» **TASK TO COMPLETE**
Copy all the material that follows, keeping every character the same.

» **SUPPLIED RECORDS**
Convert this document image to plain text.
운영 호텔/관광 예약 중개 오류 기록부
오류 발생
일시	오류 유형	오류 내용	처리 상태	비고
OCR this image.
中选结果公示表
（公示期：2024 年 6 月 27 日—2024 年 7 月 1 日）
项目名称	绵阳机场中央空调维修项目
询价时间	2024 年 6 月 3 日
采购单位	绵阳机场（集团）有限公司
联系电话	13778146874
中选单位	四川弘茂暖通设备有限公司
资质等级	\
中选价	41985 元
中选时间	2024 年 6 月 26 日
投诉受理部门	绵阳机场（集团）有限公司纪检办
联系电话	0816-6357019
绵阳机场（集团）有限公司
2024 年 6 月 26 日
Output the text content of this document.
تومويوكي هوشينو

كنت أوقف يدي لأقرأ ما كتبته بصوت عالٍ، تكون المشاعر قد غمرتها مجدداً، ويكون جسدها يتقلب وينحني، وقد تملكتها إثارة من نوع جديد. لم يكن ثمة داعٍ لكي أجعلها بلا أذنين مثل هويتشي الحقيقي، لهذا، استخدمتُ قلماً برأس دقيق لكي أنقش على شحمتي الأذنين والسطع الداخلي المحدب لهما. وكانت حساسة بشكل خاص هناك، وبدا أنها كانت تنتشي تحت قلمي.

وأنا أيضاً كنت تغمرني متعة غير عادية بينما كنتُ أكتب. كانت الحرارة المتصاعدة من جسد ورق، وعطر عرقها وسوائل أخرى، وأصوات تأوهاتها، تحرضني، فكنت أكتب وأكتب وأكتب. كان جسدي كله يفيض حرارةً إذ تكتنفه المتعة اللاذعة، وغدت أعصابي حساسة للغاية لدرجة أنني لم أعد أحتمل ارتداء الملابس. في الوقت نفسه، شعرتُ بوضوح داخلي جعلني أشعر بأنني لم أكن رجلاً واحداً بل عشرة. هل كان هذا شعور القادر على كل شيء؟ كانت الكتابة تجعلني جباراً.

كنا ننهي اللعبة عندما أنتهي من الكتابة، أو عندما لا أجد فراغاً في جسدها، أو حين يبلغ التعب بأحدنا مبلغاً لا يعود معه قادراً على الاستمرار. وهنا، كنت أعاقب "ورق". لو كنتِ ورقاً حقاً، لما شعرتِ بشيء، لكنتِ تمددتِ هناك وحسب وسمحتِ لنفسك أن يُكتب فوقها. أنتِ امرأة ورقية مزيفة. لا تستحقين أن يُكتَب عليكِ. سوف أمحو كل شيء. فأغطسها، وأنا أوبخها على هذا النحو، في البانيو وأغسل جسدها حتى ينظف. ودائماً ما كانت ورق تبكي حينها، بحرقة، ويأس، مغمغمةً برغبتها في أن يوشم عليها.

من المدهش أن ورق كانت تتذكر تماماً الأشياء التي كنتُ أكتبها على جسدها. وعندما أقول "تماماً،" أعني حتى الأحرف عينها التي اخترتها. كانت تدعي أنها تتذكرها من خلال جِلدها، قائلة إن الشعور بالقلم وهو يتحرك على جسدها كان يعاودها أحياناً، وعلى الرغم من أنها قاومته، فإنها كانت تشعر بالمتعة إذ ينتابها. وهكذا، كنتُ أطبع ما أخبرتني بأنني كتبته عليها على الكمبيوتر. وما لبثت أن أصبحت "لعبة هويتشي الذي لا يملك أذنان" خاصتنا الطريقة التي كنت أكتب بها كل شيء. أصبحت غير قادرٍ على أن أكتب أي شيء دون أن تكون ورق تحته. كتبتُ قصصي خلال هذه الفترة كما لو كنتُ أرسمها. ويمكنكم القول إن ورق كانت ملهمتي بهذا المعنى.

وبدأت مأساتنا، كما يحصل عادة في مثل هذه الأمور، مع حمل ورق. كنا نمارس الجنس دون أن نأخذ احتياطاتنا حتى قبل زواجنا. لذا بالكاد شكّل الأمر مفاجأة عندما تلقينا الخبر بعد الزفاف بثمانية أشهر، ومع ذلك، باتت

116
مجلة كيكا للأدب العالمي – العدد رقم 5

» **SOLUTION**
Convert this document image to plain text.
운영 호텔/관광 예약 중개 오류 기록부
오류 발생
일시	오류 유형	오류 내용	처리 상태	비고
OCR this image.
中选结果公示表
（公示期：2024 年 6 月 27 日—2024 年 7 月 1 日）
项目名称	绵阳机场中央空调维修项目
询价时间	2024 年 6 月 3 日
采购单位	绵阳机场（集团）有限公司
联系电话	13778146874
中选单位	四川弘茂暖通设备有限公司
资质等级	\
中选价	41985 元
中选时间	2024 年 6 月 26 日
投诉受理部门	绵阳机场（集团）有限公司纪检办
联系电话	0816-6357019
绵阳机场（集团）有限公司
2024 年 6 月 26 日
Output the text content of this document.
تومويوكي هوشينو

كنت أوقف يدي لأقرأ ما كتبته بصوت عالٍ، تكون المشاعر قد غمرتها مجدداً، ويكون جسدها يتقلب وينحني، وقد تملكتها إثارة من نوع جديد. لم يكن ثمة داعٍ لكي أجعلها بلا أذنين مثل هويتشي الحقيقي، لهذا، استخدمتُ قلماً برأس دقيق لكي أنقش على شحمتي الأذنين والسطع الداخلي المحدب لهما. وكانت حساسة بشكل خاص هناك، وبدا أنها كانت تنتشي تحت قلمي.

وأنا أيضاً كنت تغمرني متعة غير عادية بينما كنتُ أكتب. كانت الحرارة المتصاعدة من جسد ورق، وعطر عرقها وسوائل أخرى، وأصوات تأوهاتها، تحرضني، فكنت أكتب وأكتب وأكتب. كان جسدي كله يفيض حرارةً إذ تكتنفه المتعة اللاذعة، وغدت أعصابي حساسة للغاية لدرجة أنني لم أعد أحتمل ارتداء الملابس. في الوقت نفسه، شعرتُ بوضوح داخلي جعلني أشعر بأنني لم أكن رجلاً واحداً بل عشرة. هل كان هذا شعور القادر على كل شيء؟ كانت الكتابة تجعلني جباراً.

كنا ننهي اللعبة عندما أنتهي من الكتابة، أو عندما لا أجد فراغاً في جسدها، أو حين يبلغ التعب بأحدنا مبلغاً لا يعود معه قادراً على الاستمرار. وهنا، كنت أعاقب "ورق". لو كنتِ ورقاً حقاً، لما شعرتِ بشيء، لكنتِ تمددتِ هناك وحسب وسمحتِ لنفسك أن يُكتب فوقها. أنتِ امرأة ورقية مزيفة. لا تستحقين أن يُكتَب عليكِ. سوف أمحو كل شيء. فأغطسها، وأنا أوبخها على هذا النحو، في البانيو وأغسل جسدها حتى ينظف. ودائماً ما كانت ورق تبكي حينها، بحرقة، ويأس، مغمغمةً برغبتها في أن يوشم عليها.

من المدهش أن ورق كانت تتذكر تماماً الأشياء التي كنتُ أكتبها على جسدها. وعندما أقول "تماماً،" أعني حتى الأحرف عينها التي اخترتها. كانت تدعي أنها تتذكرها من خلال جِلدها، قائلة إن الشعور بالقلم وهو يتحرك على جسدها كان يعاودها أحياناً، وعلى الرغم من أنها قاومته، فإنها كانت تشعر بالمتعة إذ ينتابها. وهكذا، كنتُ أطبع ما أخبرتني بأنني كتبته عليها على الكمبيوتر. وما لبثت أن أصبحت "لعبة هويتشي الذي لا يملك أذنان" خاصتنا الطريقة التي كنت أكتب بها كل شيء. أصبحت غير قادرٍ على أن أكتب أي شيء دون أن تكون ورق تحته. كتبتُ قصصي خلال هذه الفترة كما لو كنتُ أرسمها. ويمكنكم القول إن ورق كانت ملهمتي بهذا المعنى.

وبدأت مأساتنا، كما يحصل عادة في مثل هذه الأمور، مع حمل ورق. كنا نمارس الجنس دون أن نأخذ احتياطاتنا حتى قبل زواجنا. لذا بالكاد شكّل الأمر مفاجأة عندما تلقينا الخبر بعد الزفاف بثمانية أشهر، ومع ذلك، باتت

116
مجلة كيكا للأدب العالمي – العدد رقم 5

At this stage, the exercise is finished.